PROVIDED TEXT:
· · ·

Currently, if the output from command substitution contains a null character, there is no way to actually get the characters after the null. Which kinda makes sense, since both argv and environment variables are null-terminated.

This makes it impossible to use find -print0 inside command substitution, and therefore having to use it without -print0 (as mentioned in the docs). This is slightly wrong in the sense that filenames with newlines (Yuck, but it's sadly allowed) will not be handled correctly.

I suggest making fish split command substitution output on null characters when IFS is empty. The current behavior is silently discarding everything after the null. If someone really wants this, it can be done with (...)[1]. I'm not sure if this null-splitting should also be done in addition to \n when IFS is non-empty.

Reproduction Steps:

~/test> touch normal\ file new\nline
~/test> count *
2 # OK, but I want to do some advanced filtering using find
~/test> count (find . -type f)

· · ·

JOBS:
(1) Do these statements agree with the command substitution text above? For each, answer yes or no and quote the words from the text that decide it. (a) The writer proposes splitting on null characters when IFS is empty. (b) Under current behavior, characters after a null character are kept. (c) The writer is certain that null-splitting should also apply when IFS is non-empty.
(2) Turn the paragraph of the command substitution text that begins "I suggest making fish split" into a short list that keeps its main facts.

(Extracted data entries)
· · ·

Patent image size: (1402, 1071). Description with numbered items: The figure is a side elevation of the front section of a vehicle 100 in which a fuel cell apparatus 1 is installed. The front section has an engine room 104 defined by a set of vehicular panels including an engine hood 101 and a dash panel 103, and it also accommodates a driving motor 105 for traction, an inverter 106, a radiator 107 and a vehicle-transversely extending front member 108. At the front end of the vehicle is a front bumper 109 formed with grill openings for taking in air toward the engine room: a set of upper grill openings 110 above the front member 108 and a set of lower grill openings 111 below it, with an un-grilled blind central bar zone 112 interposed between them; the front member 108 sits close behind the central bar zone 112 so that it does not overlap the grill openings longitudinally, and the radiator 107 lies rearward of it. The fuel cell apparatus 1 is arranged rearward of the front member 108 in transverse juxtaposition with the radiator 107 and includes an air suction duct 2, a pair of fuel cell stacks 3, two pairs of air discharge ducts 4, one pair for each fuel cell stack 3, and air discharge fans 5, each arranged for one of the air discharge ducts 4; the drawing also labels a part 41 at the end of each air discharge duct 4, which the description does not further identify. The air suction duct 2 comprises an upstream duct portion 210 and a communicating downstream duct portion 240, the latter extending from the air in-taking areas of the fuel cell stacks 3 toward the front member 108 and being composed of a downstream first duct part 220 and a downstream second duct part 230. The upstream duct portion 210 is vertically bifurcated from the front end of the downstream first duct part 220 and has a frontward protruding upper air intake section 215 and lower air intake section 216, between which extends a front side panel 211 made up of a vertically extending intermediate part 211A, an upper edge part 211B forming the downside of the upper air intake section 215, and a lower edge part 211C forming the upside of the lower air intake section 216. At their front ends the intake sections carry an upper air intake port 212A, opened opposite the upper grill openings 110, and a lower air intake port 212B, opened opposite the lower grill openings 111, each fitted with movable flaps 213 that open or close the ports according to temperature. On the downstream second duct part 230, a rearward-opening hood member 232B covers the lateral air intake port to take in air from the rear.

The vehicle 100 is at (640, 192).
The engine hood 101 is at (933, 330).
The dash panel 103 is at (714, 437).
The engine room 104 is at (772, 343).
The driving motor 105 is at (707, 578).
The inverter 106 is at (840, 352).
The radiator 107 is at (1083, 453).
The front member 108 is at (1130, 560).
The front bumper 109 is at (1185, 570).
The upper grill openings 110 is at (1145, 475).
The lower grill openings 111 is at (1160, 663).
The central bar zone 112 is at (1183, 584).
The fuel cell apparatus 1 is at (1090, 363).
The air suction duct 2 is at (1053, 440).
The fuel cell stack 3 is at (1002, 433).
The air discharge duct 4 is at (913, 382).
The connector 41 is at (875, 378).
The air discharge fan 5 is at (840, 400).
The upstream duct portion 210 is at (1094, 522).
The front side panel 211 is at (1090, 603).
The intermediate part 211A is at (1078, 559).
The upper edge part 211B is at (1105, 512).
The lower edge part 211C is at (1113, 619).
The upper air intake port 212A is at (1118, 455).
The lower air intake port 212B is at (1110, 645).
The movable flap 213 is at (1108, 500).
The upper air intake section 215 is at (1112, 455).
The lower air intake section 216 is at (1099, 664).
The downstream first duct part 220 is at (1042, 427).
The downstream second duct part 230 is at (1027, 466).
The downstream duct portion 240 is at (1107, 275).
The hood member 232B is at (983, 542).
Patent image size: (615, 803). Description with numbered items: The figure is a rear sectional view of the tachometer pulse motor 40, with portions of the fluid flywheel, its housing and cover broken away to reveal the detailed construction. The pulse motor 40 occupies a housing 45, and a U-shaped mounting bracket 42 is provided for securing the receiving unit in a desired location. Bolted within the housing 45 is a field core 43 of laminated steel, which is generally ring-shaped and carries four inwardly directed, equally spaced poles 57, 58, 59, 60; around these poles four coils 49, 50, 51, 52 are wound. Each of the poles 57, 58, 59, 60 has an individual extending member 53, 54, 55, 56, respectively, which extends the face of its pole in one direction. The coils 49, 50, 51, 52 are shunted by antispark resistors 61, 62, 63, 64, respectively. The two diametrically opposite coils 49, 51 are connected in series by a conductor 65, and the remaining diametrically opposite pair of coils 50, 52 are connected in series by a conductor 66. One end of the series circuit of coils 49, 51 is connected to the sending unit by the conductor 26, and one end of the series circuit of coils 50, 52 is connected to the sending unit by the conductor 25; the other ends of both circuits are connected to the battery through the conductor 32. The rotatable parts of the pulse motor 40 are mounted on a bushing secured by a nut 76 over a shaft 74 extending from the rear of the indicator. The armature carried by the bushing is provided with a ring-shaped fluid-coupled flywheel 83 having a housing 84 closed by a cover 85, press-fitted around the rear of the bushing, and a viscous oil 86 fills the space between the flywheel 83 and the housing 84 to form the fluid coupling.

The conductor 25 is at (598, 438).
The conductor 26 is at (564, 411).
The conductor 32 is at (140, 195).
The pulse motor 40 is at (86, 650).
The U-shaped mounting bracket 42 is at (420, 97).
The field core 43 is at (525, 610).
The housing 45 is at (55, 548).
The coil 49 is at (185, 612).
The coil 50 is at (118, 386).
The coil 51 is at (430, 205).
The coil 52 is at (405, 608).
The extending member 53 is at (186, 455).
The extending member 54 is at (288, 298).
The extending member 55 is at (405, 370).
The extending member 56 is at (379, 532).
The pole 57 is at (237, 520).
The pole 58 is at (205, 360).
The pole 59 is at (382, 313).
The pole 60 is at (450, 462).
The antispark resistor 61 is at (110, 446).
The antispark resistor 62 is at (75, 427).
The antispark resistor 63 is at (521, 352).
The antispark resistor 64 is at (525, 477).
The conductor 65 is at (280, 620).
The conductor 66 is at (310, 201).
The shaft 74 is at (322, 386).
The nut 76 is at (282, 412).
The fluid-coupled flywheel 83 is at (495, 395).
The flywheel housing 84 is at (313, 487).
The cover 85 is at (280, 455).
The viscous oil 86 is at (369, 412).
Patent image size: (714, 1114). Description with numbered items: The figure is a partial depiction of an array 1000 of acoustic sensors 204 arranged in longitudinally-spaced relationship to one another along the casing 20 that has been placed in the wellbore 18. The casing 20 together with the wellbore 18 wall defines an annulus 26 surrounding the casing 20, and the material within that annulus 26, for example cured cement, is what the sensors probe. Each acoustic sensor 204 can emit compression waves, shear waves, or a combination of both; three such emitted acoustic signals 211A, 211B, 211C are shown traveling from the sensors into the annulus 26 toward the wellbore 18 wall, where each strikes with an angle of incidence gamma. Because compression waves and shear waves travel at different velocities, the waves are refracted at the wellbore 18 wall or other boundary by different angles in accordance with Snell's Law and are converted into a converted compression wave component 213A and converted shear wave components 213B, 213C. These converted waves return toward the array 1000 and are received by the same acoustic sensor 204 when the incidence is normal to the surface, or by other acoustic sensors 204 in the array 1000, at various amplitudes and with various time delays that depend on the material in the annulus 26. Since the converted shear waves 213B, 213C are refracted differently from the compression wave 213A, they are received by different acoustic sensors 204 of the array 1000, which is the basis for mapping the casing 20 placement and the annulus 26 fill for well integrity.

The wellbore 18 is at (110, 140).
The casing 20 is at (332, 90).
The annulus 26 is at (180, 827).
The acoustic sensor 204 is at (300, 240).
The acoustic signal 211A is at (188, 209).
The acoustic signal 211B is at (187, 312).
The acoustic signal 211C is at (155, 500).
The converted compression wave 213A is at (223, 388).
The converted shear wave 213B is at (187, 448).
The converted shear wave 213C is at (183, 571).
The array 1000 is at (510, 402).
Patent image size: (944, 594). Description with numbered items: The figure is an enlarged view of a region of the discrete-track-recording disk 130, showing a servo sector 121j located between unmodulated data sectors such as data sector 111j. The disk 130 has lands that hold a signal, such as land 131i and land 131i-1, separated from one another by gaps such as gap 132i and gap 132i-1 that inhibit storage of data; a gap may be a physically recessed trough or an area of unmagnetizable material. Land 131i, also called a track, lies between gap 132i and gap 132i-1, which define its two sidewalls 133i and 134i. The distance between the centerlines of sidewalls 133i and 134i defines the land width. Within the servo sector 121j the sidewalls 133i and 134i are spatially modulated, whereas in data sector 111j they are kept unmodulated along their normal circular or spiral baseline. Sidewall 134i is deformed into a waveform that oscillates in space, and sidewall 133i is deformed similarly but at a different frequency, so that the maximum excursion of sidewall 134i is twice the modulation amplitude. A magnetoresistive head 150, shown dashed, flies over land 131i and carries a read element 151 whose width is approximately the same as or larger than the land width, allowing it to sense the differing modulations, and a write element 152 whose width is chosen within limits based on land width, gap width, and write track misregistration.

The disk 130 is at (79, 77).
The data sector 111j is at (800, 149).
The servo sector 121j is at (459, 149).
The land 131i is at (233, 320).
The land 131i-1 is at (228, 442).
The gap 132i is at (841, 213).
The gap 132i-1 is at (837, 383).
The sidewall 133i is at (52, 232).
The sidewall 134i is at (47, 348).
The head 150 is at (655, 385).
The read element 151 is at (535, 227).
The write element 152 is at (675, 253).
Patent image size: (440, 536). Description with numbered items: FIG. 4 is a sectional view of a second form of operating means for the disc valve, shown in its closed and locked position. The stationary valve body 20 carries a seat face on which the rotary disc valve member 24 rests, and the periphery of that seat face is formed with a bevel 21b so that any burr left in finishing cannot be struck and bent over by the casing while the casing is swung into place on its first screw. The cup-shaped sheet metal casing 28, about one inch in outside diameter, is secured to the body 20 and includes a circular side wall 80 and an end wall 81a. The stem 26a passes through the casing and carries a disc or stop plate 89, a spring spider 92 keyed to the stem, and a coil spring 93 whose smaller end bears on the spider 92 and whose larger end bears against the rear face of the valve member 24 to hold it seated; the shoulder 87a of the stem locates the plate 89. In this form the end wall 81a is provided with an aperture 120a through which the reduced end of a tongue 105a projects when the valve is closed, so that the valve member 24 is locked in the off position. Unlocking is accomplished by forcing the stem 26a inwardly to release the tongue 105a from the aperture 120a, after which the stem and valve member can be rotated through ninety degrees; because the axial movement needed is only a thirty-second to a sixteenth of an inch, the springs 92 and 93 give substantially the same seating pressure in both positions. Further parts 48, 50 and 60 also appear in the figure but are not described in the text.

· · ·

EXPECTED ANSWERS:
(1)
(a) Yes: "I suggest making fish split command substitution output on null characters when IFS is empty."
(b) No: "The current behavior is silently discarding everything after the null."
(c) No: "I'm not sure if this null-splitting should also be done in addition to \n when IFS is non-empty."

(2)
- Proposal: when IFS is empty, fish should split command substitution output on null characters.
- Current behavior: everything after the null is silently discarded.
- Anyone who wants the current behavior can get it with (...)[1].
- Open question: whether null-splitting should also happen alongside \n when IFS is non-empty.